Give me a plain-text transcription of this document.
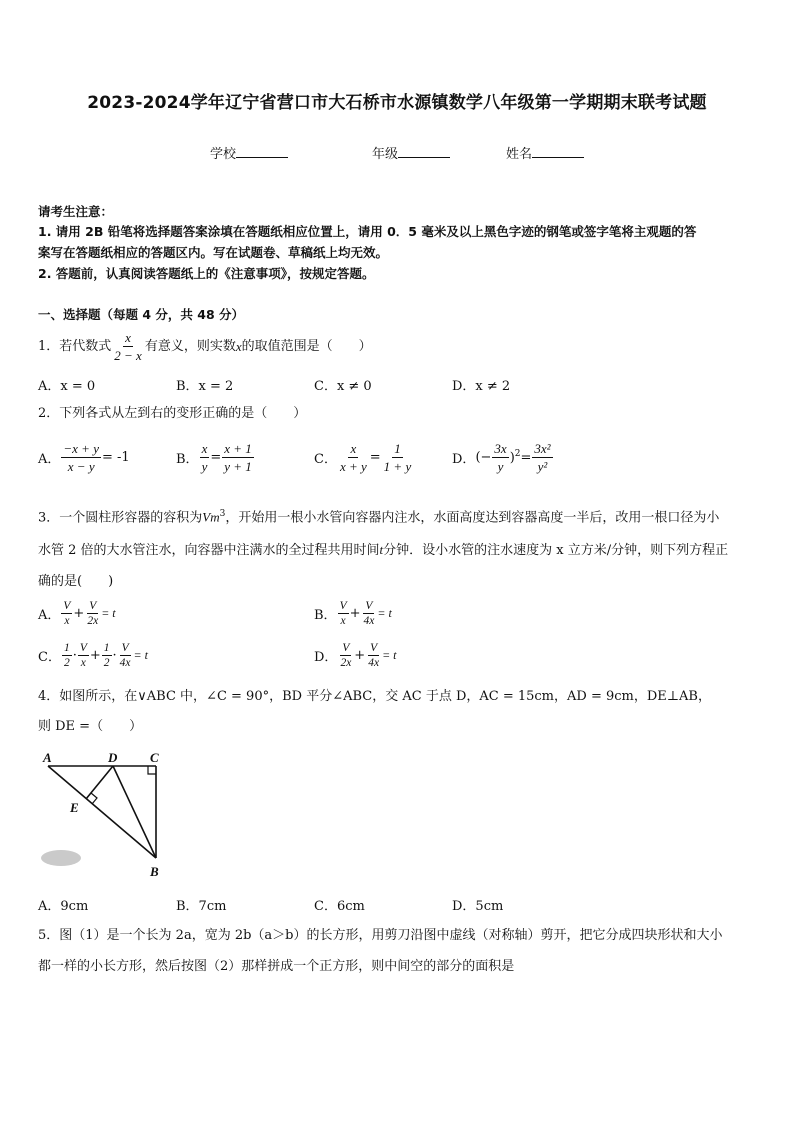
2023-2024学年辽宁省营口市大石桥市水源镇数学八年级第一学期期末联考试题
学校	年级	姓名
请考生注意：
1. 请用 2B 铅笔将选择题答案涂填在答题纸相应位置上，请用 0．5 毫米及以上黑色字迹的钢笔或签字笔将主观题的答
案写在答题纸相应的答题区内。写在试题卷、草稿纸上均无效。
2. 答题前，认真阅读答题纸上的《注意事项》，按规定答题。
一、选择题（每题 4 分，共 48 分）
1．若代数式 $\frac{x}{2 - x}$ 有意义，则实数 x 的取值范围是（　　）
A．x = 0	B．x = 2	C．x ≠ 0	D．x ≠ 2
2．下列各式从左到右的变形正确的是（　　）
A． $\frac{-x + y}{x - y} = -1$	B． $\frac{x}{y} = \frac{x + 1}{y + 1}$	C． $\frac{x}{x + y} = \frac{1}{1 + y}$	D． (− $\frac{3x}{y} )^2= \frac{\text{3x²}}{\text{y²}}$
3．一个圆柱形容器的容积为Vm$^3$，开始用一根小水管向容器内注水，水面高度达到容器高度一半后，改用一根口径为小
水管 2 倍的大水管注水，向容器中注满水的全过程共用时间t分钟．设小水管的注水速度为 x 立方米/分钟，则下列方程正
确的是(　　)
A． $\frac{V}{x} + \frac{V}{2x} = t$	B． $\frac{V}{x} + \frac{V}{4x} = t$
C． $\frac{1}{2} \cdot \frac{V}{x} + \frac{1}{2} \cdot \frac{V}{4x} = t$	D． $\frac{V}{2x} + \frac{V}{4x} = t$
4．如图所示，在∨ABC 中，∠C = 90°，BD 平分∠ABC，交 AC 于点 D，AC = 15cm，AD = 9cm，DE⊥AB，
则 DE =（　　）
A	D	C
E
B
A．9cm	B．7cm	C．6cm	D．5cm
5．图（1）是一个长为 2a，宽为 2b（a＞b）的长方形，用剪刀沿图中虚线（对称轴）剪开，把它分成四块形状和大小
都一样的小长方形，然后按图（2）那样拼成一个正方形，则中间空的部分的面积是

→ **EXERCISE AIM**:
The word "text" may appear on some lines of these records; state how many such lines there are, and nothing else.

→ **FINAL RESULT**:
2